--- start of Source data ---
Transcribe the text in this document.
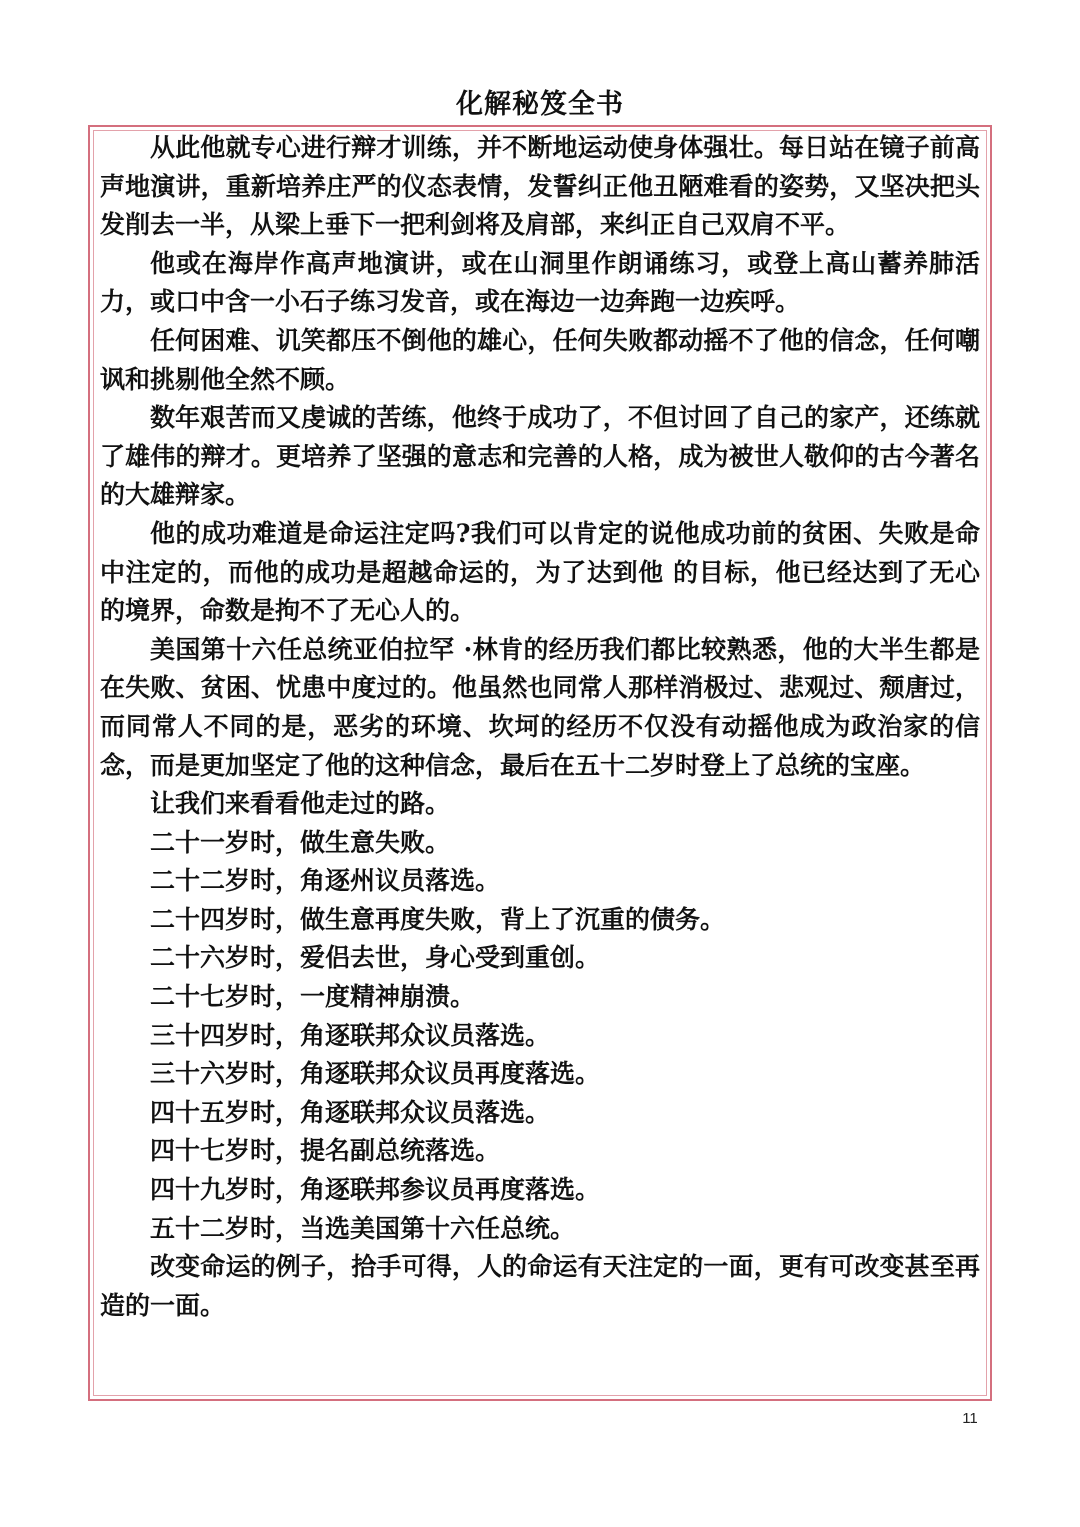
化解秘笈全书

从此他就专心进行辩才训练，并不断地运动使身体强壮。每日站在镜子前高声地演讲，重新培养庄严的仪态表情，发誓纠正他丑陋难看的姿势，又坚决把头发削去一半，从梁上垂下一把利剑将及肩部，来纠正自己双肩不平。

他或在海岸作高声地演讲，或在山洞里作朗诵练习，或登上高山蓄养肺活力，或口中含一小石子练习发音，或在海边一边奔跑一边疾呼。

任何困难、讥笑都压不倒他的雄心，任何失败都动摇不了他的信念，任何嘲讽和挑剔他全然不顾。

数年艰苦而又虔诚的苦练，他终于成功了，不但讨回了自己的家产，还练就了雄伟的辩才。更培养了坚强的意志和完善的人格，成为被世人敬仰的古今著名的大雄辩家。

他的成功难道是命运注定吗?我们可以肯定的说他成功前的贫困、失败是命中注定的，而他的成功是超越命运的，为了达到他 的目标，他已经达到了无心的境界，命数是拘不了无心人的。

美国第十六任总统亚伯拉罕 ·林肯的经历我们都比较熟悉，他的大半生都是在失败、贫困、忧患中度过的。他虽然也同常人那样消极过、悲观过、颓唐过，而同常人不同的是，恶劣的环境、坎坷的经历不仅没有动摇他成为政治家的信念，而是更加坚定了他的这种信念，最后在五十二岁时登上了总统的宝座。

让我们来看看他走过的路。

二十一岁时，做生意失败。
二十二岁时，角逐州议员落选。
二十四岁时，做生意再度失败，背上了沉重的债务。
二十六岁时，爱侣去世，身心受到重创。
二十七岁时，一度精神崩溃。
三十四岁时，角逐联邦众议员落选。
三十六岁时，角逐联邦众议员再度落选。
四十五岁时，角逐联邦众议员落选。
四十七岁时，提名副总统落选。
四十九岁时，角逐联邦参议员再度落选。
五十二岁时，当选美国第十六任总统。

改变命运的例子，拾手可得，人的命运有天注定的一面，更有可改变甚至再造的一面。

11
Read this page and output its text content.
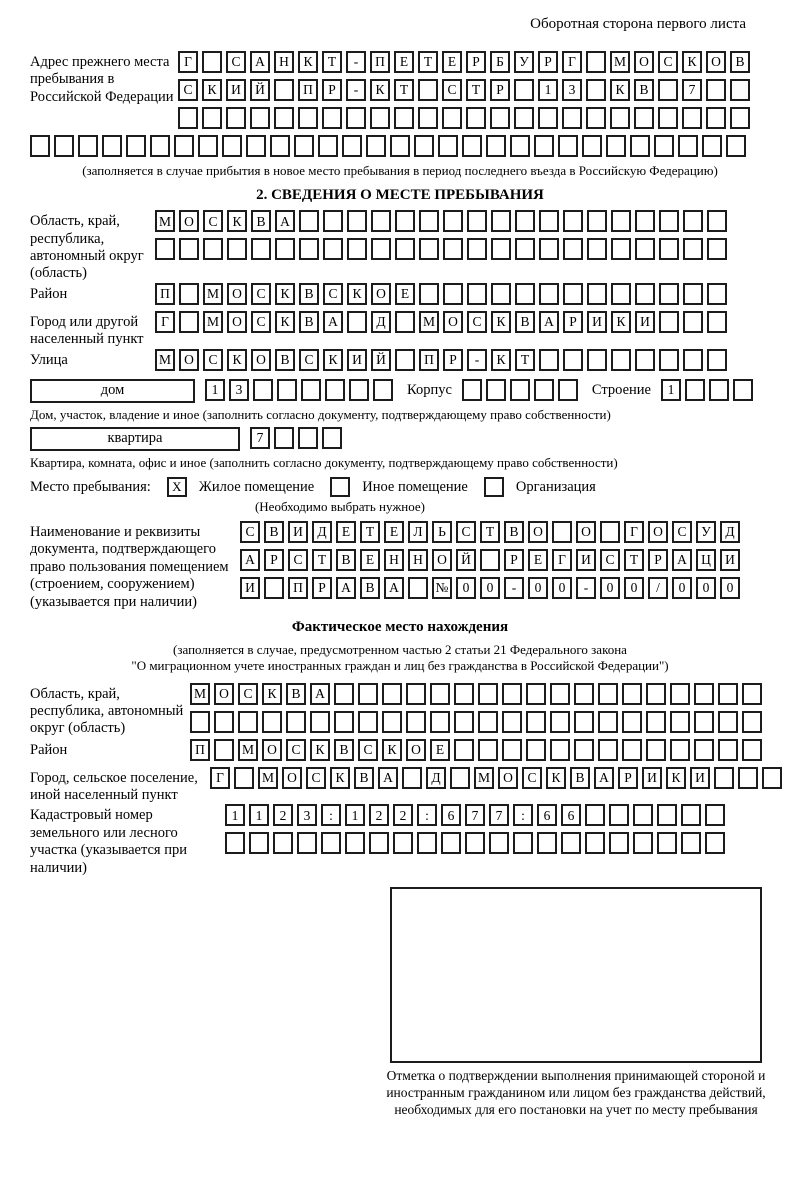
Оборотная сторона первого листа
Адрес прежнего места пребывания в Российской Федерации
Г	С	А	Н	К	Т	-	П	Е	Т	Е	Р	Б	У	Р	Г	М О	С	К	О	В
С	К	И	Й	П	Р	-	К	Т	С	Т	Р	1	3	К	В	7
(заполняется в случае прибытия в новое место пребывания в период последнего въезда в Российскую Федерацию)
2. СВЕДЕНИЯ О МЕСТЕ ПРЕБЫВАНИЯ
Область, край, республика, автономный округ (область)
М О	С	К	В	А
Район	П	М О	С	К	В	С	К	О	Е
Город или другой населенный пункт
Г	М О	С	К	В	А	Д	М О	С	К	В	А	Р	И	К	И
Улица	М О	С	К	О	В	С	К	И	Й	П	Р	-	К	Т
дом	1	3	Корпус	Строение	1
Дом, участок, владение и иное (заполнить согласно документу, подтверждающему право собственности)
квартира	7
Квартира, комната, офис и иное (заполнить согласно документу, подтверждающему право собственности)
Место пребывания:	X	Жилое помещение	Иное помещение	Организация
(Необходимо выбрать нужное)
Наименование и реквизиты документа, подтверждающего право пользования помещением (строением, сооружением) (указывается при наличии)
С	В	И	Д	Е	Т	Е	Л	Ь	С	Т	В	О	О	Г	О	С	У	Д
А	Р	С	Т	В	Е	Н	Н	О	Й	Р	Е	Г	И	С	Т	Р	А	Ц	И
И	П	Р	А	В	А	№	0	0	-	0	0	-	0	0	/	0	0	0
Фактическое место нахождения
(заполняется в случае, предусмотренном частью 2 статьи 21 Федерального закона
"О миграционном учете иностранных граждан и лиц без гражданства в Российской Федерации")
Область, край, республика, автономный округ (область)
М О	С	К	В	А
Район	П	М О	С	К	В	С	К	О	Е
Город, сельское поселение, иной населенный пункт
Г	М О	С	К	В	А	Д	М О	С	К	В	А	Р	И	К	И
Кадастровый номер земельного или лесного участка (указывается при наличии)
1	1	2	3	:	1	2	2	:	6	7	7	:	6	6
Отметка о подтверждении выполнения принимающей стороной и иностранным гражданином или лицом без гражданства действий, необходимых для его постановки на учет по месту пребывания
--- end of Source data ---
- Goal
Copy each line of the records precisely and drop any images they hold.

- Exercise response
Transcribe the text in this document.
化解秘笈全书

从此他就专心进行辩才训练，并不断地运动使身体强壮。每日站在镜子前高声地演讲，重新培养庄严的仪态表情，发誓纠正他丑陋难看的姿势，又坚决把头发削去一半，从梁上垂下一把利剑将及肩部，来纠正自己双肩不平。

他或在海岸作高声地演讲，或在山洞里作朗诵练习，或登上高山蓄养肺活力，或口中含一小石子练习发音，或在海边一边奔跑一边疾呼。

任何困难、讥笑都压不倒他的雄心，任何失败都动摇不了他的信念，任何嘲讽和挑剔他全然不顾。

数年艰苦而又虔诚的苦练，他终于成功了，不但讨回了自己的家产，还练就了雄伟的辩才。更培养了坚强的意志和完善的人格，成为被世人敬仰的古今著名的大雄辩家。

他的成功难道是命运注定吗?我们可以肯定的说他成功前的贫困、失败是命中注定的，而他的成功是超越命运的，为了达到他 的目标，他已经达到了无心的境界，命数是拘不了无心人的。

美国第十六任总统亚伯拉罕 ·林肯的经历我们都比较熟悉，他的大半生都是在失败、贫困、忧患中度过的。他虽然也同常人那样消极过、悲观过、颓唐过，而同常人不同的是，恶劣的环境、坎坷的经历不仅没有动摇他成为政治家的信念，而是更加坚定了他的这种信念，最后在五十二岁时登上了总统的宝座。

让我们来看看他走过的路。

二十一岁时，做生意失败。
二十二岁时，角逐州议员落选。
二十四岁时，做生意再度失败，背上了沉重的债务。
二十六岁时，爱侣去世，身心受到重创。
二十七岁时，一度精神崩溃。
三十四岁时，角逐联邦众议员落选。
三十六岁时，角逐联邦众议员再度落选。
四十五岁时，角逐联邦众议员落选。
四十七岁时，提名副总统落选。
四十九岁时，角逐联邦参议员再度落选。
五十二岁时，当选美国第十六任总统。

改变命运的例子，拾手可得，人的命运有天注定的一面，更有可改变甚至再造的一面。

11
Read this page and output its text content.
Оборотная сторона первого листа
Адрес прежнего места пребывания в Российской Федерации
Г	С	А	Н	К	Т	-	П	Е	Т	Е	Р	Б	У	Р	Г	М О	С	К	О	В
С	К	И	Й	П	Р	-	К	Т	С	Т	Р	1	3	К	В	7
(заполняется в случае прибытия в новое место пребывания в период последнего въезда в Российскую Федерацию)
2. СВЕДЕНИЯ О МЕСТЕ ПРЕБЫВАНИЯ
Область, край, республика, автономный округ (область)
М О	С	К	В	А
Район	П	М О	С	К	В	С	К	О	Е
Город или другой населенный пункт
Г	М О	С	К	В	А	Д	М О	С	К	В	А	Р	И	К	И
Улица	М О	С	К	О	В	С	К	И	Й	П	Р	-	К	Т
дом	1	3	Корпус	Строение	1
Дом, участок, владение и иное (заполнить согласно документу, подтверждающему право собственности)
квартира	7
Квартира, комната, офис и иное (заполнить согласно документу, подтверждающему право собственности)
Место пребывания:	X	Жилое помещение	Иное помещение	Организация
(Необходимо выбрать нужное)
Наименование и реквизиты документа, подтверждающего право пользования помещением (строением, сооружением) (указывается при наличии)
С	В	И	Д	Е	Т	Е	Л	Ь	С	Т	В	О	О	Г	О	С	У	Д
А	Р	С	Т	В	Е	Н	Н	О	Й	Р	Е	Г	И	С	Т	Р	А	Ц	И
И	П	Р	А	В	А	№	0	0	-	0	0	-	0	0	/	0	0	0
Фактическое место нахождения
(заполняется в случае, предусмотренном частью 2 статьи 21 Федерального закона
"О миграционном учете иностранных граждан и лиц без гражданства в Российской Федерации")
Область, край, республика, автономный округ (область)
М О	С	К	В	А
Район	П	М О	С	К	В	С	К	О	Е
Город, сельское поселение, иной населенный пункт
Г	М О	С	К	В	А	Д	М О	С	К	В	А	Р	И	К	И
Кадастровый номер земельного или лесного участка (указывается при наличии)
1	1	2	3	:	1	2	2	:	6	7	7	:	6	6
Отметка о подтверждении выполнения принимающей стороной и иностранным гражданином или лицом без гражданства действий, необходимых для его постановки на учет по месту пребывания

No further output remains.